— begin Material for the task —
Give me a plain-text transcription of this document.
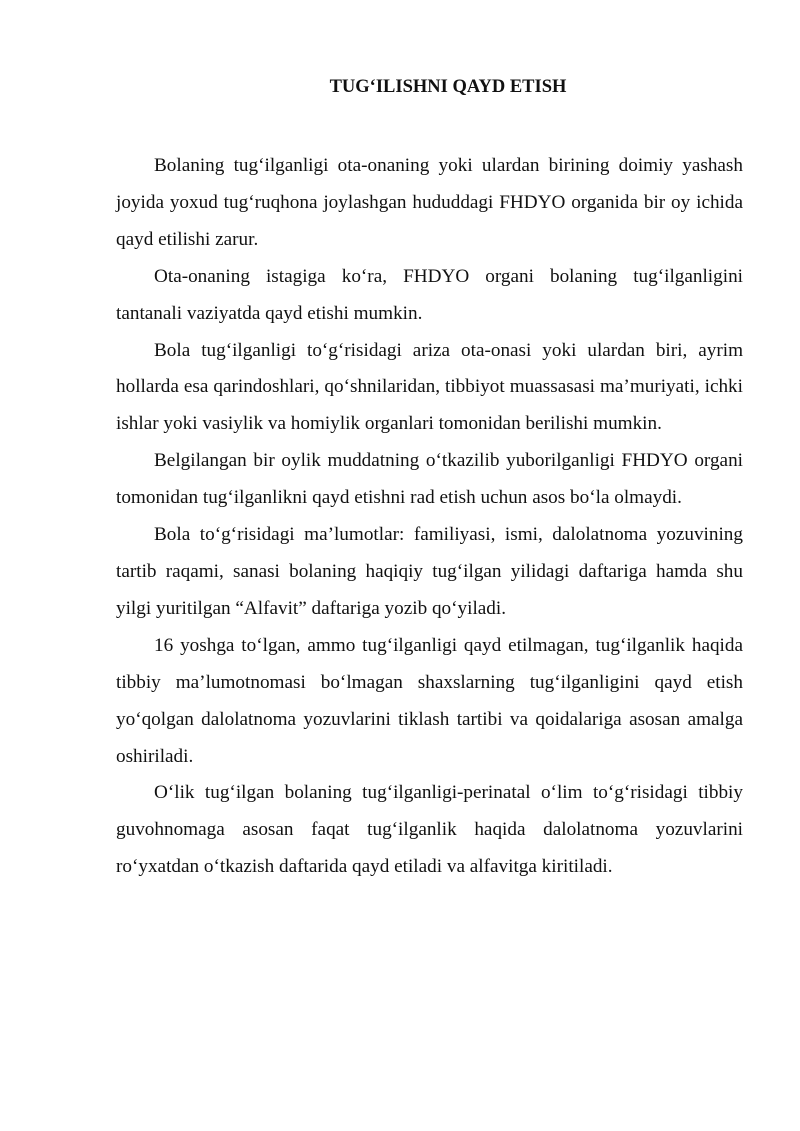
TUG‘ILISHNI QAYD ETISH

Bolaning tug‘ilganligi ota-onaning yoki ulardan birining doimiy yashash joyida yoxud tug‘ruqhona joylashgan hududdagi FHDYO organida bir oy ichida qayd etilishi zarur.

Ota-onaning istagiga ko‘ra, FHDYO organi bolaning tug‘ilganligini tantanali vaziyatda qayd etishi mumkin.

Bola tug‘ilganligi to‘g‘risidagi ariza ota-onasi yoki ulardan biri, ayrim hollarda esa qarindoshlari, qo‘shnilaridan, tibbiyot muassasasi ma’muriyati, ichki ishlar yoki vasiylik va homiylik organlari tomonidan berilishi mumkin.

Belgilangan bir oylik muddatning o‘tkazilib yuborilganligi FHDYO organi tomonidan tug‘ilganlikni qayd etishni rad etish uchun asos bo‘la olmaydi.

Bola to‘g‘risidagi ma’lumotlar: familiyasi, ismi, dalolatnoma yozuvining tartib raqami, sanasi bolaning haqiqiy tug‘ilgan yilidagi daftariga hamda shu yilgi yuritilgan “Alfavit” daftariga yozib qo‘yiladi.

16 yoshga to‘lgan, ammo tug‘ilganligi qayd etilmagan, tug‘ilganlik haqida tibbiy ma’lumotnomasi bo‘lmagan shaxslarning tug‘ilganligini qayd etish yo‘qolgan dalolatnoma yozuvlarini tiklash tartibi va qoidalariga asosan amalga oshiriladi.

O‘lik tug‘ilgan bolaning tug‘ilganligi-perinatal o‘lim to‘g‘risidagi tibbiy guvohnomaga asosan faqat tug‘ilganlik haqida dalolatnoma yozuvlarini ro‘yxatdan o‘tkazish daftarida qayd etiladi va alfavitga kiritiladi.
— end Material for the task —
= Given task =
Pull out all lines of the data with the string "ilganligini".

= Solved problem =
Ota-onaning istagiga ko‘ra, FHDYO organi bolaning tug‘ilganligini tantanali vaziyatda qayd etishi mumkin.
16 yoshga to‘lgan, ammo tug‘ilganligi qayd etilmagan, tug‘ilganlik haqida tibbiy ma’lumotnomasi bo‘lmagan shaxslarning tug‘ilganligini qayd etish yo‘qolgan dalolatnoma yozuvlarini tiklash tartibi va qoidalariga asosan amalga oshiriladi.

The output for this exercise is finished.